As far as we are aware, there is only one database reported in the literature that includes English-Chinese translation norms (Tseng, Chang, & Tokowicz, 2014). This translation norming study not only conducted the first in-depth investigation of bilingual participants’ translation errors, but also provided a list of alternative Chinese translations for 562 English words together with semantic similarity ratings for all the translation pairs. However, the norming study does not provide all information about the translations and it has some limitations. Most importantly, no information about how many participants provided each alternative translation is available for words with multiple translations (N = 378). Although there are 165 translation-unambiguous pairs in their database, it is unclear whether the unique translations were generated by the majority of the participants or just by one individual participant. In addition, the language background of the bilinguals was heterogeneous because not all of the bilinguals came from Mainland China where only simplified Chinese is used.

Without a large comprehensive database of English-Chinese translation norms available in the literature, previous studies using, for example, the hidden translation-priming paradigm (Thierry & Wu, 2007; Wu & Thierry, 2010, 2012a, 2012b) repeatedly conducted translation-norming experiments with relatively large groups of bilinguals (N ≥ 10) in which all the intended translations were first checked. Other researchers either recruited a small group of bilinguals (N ≤ 4) to perform a translation norming task or they did not conduct a translation norming study at all (e.g., Guo, Misra, Tam, & Kroll, 2012; Jiang, 1999; Jiang & Forster, 2001; Wang & Forster, 2010, 2015). Translation norming experiments were until now often unavoidable because there was no large scale norming database with English-Chinese translations in the literature.

EXERCISE TASKS
(A) List every distinct author surname in the parenthetical that begins with "e.g., Guo" in the translation-norms passage.
(B) Rewrite the translation-norms passage from "Without a large" up to and including "in the literature.", swapping "bilinguals" for "participants".
The data that comes next isn't needed.

DATA EXTRACT

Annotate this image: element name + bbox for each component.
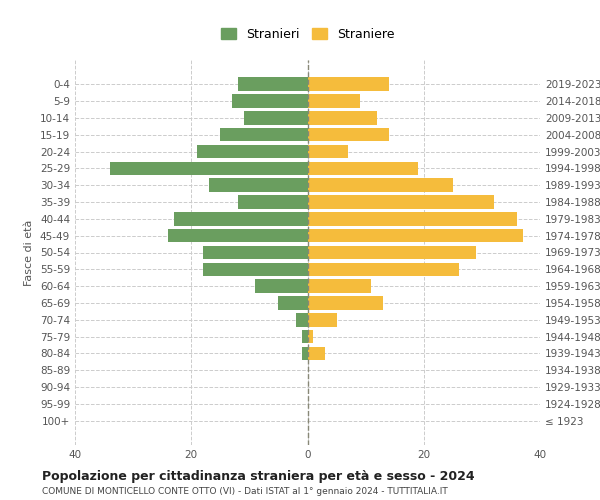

EXERCISE ANSWERS
(A) Guo, Misra, Tam, Kroll, Jiang, Forster, Wang

(B)
Without a large comprehensive database of English-Chinese translation norms available in the literature, previous studies using, for example, the hidden translation-priming paradigm (Thierry & Wu, 2007; Wu & Thierry, 2010, 2012a, 2012b) repeatedly conducted translation-norming experiments with relatively large groups of participants (N ≥ 10) in which all the intended translations were first checked. Other researchers either recruited a small group of participants (N ≤ 4) to perform a translation norming task or they did not conduct a translation norming study at all (e.g., Guo, Misra, Tam, & Kroll, 2012; Jiang, 1999; Jiang & Forster, 2001; Wang & Forster, 2010, 2015). Translation norming experiments were until now often unavoidable because there was no large scale norming database with English-Chinese translations in the literature.